WORK TO BE COMPLETED: In the data below, find each line carrying the string "bijna" and copy it out.

RECORDS SHOWN:
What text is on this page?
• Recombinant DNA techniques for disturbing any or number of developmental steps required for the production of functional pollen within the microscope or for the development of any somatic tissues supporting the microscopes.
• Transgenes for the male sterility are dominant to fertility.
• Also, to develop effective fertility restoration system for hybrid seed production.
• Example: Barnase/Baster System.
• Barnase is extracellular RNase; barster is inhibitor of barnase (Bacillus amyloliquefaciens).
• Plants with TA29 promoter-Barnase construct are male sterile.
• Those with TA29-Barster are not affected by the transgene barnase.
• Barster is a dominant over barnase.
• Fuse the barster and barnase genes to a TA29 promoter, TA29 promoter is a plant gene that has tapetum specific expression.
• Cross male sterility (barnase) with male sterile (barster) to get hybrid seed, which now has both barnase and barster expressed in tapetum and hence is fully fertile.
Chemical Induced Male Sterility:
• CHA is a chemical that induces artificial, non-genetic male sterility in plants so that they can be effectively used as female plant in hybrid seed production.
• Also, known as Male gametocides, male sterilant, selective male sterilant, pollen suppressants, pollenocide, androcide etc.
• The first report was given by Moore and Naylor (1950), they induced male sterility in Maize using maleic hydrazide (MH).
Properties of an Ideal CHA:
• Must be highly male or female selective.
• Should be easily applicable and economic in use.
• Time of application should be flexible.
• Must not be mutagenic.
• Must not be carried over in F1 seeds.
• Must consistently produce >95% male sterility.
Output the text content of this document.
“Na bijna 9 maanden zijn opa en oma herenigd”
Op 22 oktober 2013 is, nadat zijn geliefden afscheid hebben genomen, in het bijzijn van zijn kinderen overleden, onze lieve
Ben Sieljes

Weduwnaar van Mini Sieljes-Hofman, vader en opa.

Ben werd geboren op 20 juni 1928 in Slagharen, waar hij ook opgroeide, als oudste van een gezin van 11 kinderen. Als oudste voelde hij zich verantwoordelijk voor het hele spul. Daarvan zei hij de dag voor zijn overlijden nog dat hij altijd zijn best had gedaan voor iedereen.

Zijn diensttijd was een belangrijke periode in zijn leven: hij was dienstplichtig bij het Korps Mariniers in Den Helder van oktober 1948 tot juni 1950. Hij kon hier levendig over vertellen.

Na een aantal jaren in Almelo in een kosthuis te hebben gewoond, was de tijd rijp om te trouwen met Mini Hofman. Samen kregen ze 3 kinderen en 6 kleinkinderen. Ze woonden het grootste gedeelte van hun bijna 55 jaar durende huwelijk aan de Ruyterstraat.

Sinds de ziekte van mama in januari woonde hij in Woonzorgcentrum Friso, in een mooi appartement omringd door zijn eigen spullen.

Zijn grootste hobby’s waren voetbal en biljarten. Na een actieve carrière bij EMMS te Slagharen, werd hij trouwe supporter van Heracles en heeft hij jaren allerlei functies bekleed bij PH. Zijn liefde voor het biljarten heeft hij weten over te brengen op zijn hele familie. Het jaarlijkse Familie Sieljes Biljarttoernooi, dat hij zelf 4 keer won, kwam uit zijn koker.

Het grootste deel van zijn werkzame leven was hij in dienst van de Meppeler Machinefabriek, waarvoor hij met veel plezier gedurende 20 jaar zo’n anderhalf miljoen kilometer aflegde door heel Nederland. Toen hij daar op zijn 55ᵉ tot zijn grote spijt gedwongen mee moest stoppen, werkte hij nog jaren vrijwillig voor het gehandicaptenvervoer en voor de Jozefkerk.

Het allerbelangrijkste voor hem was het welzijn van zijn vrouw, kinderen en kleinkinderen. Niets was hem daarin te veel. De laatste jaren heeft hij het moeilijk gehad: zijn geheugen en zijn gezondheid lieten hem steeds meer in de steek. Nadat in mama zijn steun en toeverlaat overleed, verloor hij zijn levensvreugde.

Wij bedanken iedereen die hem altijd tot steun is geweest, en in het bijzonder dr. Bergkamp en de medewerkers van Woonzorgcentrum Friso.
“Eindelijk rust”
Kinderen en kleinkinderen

OUTPUT FOR THIS TASK:
“Na bijna 9 maanden zijn opa en oma herenigd”
Na een aantal jaren in Almelo in een kosthuis te hebben gewoond, was de tijd rijp om te trouwen met Mini Hofman. Samen kregen ze 3 kinderen en 6 kleinkinderen. Ze woonden het grootste gedeelte van hun bijna 55 jaar durende huwelijk aan de Ruyterstraat.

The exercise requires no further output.